((

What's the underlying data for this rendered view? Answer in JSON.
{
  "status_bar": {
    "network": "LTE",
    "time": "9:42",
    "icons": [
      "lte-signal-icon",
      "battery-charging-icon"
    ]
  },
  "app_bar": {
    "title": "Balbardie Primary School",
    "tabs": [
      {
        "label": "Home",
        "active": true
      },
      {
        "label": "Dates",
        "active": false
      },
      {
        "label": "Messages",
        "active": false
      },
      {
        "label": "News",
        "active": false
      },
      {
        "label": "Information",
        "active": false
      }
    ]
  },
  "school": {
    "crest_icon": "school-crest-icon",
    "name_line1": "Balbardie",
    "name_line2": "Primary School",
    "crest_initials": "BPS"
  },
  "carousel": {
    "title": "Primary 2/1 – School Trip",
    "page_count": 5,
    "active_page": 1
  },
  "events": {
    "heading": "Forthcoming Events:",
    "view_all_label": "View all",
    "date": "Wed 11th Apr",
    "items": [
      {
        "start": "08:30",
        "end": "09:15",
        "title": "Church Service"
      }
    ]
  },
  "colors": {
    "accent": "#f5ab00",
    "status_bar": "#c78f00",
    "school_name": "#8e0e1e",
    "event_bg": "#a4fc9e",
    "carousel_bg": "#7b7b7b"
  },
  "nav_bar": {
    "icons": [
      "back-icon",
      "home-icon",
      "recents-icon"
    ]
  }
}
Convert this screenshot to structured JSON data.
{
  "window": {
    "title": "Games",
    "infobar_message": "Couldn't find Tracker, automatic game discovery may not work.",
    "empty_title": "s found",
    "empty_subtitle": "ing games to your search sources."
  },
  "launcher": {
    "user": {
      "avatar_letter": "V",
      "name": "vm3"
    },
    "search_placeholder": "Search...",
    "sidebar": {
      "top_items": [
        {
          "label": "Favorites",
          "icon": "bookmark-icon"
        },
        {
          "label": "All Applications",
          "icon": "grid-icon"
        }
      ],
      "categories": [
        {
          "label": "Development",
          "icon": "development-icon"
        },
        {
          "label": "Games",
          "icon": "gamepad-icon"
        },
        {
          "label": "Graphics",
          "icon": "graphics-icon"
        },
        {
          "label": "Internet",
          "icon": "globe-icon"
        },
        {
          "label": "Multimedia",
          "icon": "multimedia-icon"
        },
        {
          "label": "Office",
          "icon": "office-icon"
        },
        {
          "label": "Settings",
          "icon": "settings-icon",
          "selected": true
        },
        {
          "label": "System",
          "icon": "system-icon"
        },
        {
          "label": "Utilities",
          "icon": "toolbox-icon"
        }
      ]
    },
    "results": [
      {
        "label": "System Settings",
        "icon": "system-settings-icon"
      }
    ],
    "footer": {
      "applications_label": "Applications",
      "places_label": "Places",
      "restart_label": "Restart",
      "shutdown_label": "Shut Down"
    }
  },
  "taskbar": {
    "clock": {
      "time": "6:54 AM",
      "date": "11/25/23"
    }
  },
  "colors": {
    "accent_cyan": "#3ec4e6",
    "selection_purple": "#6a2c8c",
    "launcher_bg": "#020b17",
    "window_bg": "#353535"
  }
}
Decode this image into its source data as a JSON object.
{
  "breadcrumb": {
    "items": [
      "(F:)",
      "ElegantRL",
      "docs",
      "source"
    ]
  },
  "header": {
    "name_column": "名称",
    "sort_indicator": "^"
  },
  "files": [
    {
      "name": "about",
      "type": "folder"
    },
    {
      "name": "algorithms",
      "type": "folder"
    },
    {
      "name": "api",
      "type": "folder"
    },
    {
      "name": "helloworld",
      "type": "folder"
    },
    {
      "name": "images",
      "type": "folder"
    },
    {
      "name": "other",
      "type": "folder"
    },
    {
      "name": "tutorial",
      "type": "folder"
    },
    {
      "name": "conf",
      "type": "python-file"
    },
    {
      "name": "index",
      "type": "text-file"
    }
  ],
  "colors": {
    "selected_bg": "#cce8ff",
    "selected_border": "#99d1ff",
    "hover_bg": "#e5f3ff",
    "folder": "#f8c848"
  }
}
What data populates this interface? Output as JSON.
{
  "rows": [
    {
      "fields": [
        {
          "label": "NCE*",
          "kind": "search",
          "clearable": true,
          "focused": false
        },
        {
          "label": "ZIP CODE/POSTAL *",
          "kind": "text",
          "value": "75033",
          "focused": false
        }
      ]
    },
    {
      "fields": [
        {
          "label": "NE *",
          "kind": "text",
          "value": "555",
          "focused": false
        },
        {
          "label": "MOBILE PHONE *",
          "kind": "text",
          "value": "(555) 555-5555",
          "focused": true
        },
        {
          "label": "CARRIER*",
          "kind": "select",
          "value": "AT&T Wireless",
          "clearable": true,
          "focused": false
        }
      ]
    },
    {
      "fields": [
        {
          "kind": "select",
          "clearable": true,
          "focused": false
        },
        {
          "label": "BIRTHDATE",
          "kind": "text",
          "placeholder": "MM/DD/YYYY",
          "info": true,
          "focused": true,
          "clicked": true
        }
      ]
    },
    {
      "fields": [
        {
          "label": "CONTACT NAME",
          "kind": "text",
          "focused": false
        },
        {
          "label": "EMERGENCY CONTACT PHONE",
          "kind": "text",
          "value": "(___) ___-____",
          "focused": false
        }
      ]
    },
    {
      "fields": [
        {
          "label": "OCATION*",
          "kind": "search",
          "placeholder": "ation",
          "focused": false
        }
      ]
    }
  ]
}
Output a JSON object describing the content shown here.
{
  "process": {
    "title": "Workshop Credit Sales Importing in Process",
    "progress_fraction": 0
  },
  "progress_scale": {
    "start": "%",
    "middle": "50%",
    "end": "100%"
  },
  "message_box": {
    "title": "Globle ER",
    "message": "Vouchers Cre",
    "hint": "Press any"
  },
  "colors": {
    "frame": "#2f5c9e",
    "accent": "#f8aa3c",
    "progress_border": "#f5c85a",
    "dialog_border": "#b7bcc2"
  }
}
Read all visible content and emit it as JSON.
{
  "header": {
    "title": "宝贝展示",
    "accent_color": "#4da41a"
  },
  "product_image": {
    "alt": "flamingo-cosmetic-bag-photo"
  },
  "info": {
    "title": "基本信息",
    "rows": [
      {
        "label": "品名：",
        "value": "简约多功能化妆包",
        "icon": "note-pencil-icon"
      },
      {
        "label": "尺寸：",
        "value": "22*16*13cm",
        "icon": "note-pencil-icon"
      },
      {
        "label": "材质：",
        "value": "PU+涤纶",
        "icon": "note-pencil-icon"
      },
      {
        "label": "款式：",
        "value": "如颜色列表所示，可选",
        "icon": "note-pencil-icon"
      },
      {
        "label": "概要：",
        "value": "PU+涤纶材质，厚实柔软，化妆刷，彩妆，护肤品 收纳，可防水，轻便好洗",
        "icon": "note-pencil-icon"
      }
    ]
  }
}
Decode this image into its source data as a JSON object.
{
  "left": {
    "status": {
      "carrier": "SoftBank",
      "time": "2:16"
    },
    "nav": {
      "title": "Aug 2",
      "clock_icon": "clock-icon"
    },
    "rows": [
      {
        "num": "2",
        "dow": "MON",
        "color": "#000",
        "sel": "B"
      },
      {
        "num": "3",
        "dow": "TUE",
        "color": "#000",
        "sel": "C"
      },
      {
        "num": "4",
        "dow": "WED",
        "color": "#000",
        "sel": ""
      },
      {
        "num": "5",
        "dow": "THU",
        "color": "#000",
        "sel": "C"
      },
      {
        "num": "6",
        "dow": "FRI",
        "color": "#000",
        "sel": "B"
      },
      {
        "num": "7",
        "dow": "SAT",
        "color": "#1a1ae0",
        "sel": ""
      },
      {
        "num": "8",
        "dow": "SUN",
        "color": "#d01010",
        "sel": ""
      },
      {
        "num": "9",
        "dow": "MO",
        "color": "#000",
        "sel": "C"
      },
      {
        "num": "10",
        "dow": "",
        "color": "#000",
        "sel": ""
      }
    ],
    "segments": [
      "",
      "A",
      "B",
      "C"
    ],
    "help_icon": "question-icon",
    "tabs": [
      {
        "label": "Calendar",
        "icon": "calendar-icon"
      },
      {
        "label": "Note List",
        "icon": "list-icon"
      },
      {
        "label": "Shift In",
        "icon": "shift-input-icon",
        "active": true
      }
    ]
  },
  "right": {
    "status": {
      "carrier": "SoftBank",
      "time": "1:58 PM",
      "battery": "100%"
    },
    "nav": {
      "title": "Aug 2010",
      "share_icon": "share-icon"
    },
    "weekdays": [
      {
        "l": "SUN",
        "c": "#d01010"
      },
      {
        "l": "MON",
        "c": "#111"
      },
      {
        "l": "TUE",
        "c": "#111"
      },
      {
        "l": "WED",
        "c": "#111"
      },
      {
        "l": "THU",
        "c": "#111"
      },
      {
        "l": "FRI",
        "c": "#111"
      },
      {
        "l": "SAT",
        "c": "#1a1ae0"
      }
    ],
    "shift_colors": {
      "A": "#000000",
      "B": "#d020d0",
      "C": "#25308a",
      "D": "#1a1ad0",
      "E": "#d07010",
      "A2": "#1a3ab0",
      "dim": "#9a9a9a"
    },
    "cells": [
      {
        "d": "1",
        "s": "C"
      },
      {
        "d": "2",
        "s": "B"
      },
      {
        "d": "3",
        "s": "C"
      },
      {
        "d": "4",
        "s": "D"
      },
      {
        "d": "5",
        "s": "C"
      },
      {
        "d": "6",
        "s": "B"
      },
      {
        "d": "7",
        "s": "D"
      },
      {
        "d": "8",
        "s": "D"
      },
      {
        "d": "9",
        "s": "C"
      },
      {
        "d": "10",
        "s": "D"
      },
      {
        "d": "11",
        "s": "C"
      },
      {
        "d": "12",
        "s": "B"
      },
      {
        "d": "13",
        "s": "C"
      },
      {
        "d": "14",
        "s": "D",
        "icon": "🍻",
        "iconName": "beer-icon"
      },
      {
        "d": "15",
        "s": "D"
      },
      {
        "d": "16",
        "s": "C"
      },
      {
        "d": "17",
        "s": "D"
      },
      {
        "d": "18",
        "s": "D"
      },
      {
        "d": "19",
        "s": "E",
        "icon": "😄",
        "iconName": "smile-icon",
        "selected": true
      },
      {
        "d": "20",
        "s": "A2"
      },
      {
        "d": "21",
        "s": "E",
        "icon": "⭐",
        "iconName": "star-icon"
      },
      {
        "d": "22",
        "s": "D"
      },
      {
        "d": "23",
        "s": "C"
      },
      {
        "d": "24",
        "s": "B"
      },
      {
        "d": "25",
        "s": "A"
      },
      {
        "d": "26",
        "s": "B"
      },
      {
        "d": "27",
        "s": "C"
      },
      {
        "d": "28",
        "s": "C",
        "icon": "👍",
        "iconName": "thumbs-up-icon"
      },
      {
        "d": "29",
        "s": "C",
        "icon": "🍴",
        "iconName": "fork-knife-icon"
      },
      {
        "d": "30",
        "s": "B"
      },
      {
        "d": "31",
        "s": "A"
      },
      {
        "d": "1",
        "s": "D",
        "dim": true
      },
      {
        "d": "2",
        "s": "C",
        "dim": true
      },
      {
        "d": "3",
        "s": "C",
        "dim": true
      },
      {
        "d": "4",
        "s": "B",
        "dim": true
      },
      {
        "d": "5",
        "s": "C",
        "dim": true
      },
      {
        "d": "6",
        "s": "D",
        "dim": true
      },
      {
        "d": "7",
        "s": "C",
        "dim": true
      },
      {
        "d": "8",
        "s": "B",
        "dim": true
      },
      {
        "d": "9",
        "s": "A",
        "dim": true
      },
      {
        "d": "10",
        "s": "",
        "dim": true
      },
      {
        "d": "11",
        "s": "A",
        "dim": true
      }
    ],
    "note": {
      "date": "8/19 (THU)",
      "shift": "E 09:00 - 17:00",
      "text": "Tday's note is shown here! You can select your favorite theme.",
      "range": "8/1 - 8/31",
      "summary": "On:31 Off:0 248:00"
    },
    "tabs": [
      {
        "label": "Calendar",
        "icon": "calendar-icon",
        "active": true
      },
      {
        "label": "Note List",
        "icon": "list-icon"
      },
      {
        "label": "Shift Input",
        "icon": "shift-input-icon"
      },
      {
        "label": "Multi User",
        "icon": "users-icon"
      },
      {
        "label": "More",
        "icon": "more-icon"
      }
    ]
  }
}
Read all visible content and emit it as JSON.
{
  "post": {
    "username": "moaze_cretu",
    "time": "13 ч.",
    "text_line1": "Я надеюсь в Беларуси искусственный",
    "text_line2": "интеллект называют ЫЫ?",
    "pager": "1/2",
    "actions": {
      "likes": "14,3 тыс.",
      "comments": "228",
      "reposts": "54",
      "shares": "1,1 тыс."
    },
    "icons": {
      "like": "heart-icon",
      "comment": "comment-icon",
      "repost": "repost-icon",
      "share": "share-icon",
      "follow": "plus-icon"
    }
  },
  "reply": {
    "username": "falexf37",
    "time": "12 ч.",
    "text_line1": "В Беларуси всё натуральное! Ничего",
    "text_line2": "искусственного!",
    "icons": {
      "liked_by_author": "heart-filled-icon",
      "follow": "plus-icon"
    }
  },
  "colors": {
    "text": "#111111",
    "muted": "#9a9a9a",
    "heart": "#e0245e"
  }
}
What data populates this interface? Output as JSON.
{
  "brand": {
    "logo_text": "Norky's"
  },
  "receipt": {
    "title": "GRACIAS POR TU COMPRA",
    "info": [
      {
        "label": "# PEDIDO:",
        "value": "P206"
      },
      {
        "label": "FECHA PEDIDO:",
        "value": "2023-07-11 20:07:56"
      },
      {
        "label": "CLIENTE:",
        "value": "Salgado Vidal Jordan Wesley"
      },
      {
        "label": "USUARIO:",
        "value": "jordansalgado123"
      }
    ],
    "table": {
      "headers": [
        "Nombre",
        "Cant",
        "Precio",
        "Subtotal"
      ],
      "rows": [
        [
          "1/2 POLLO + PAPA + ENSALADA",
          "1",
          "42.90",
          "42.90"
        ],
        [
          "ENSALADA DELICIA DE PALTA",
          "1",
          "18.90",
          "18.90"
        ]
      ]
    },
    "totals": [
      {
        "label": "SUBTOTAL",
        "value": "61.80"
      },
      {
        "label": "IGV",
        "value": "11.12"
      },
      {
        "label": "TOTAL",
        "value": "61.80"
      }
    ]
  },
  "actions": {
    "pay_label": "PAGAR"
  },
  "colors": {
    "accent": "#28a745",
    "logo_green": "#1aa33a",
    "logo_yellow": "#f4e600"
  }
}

))

- [Exercise]: Working from the listing above, pick out every line that has "Balbardie" and copy it.

- [Output]:
    "title": "Balbardie Primary School",
    "name_line1": "Balbardie",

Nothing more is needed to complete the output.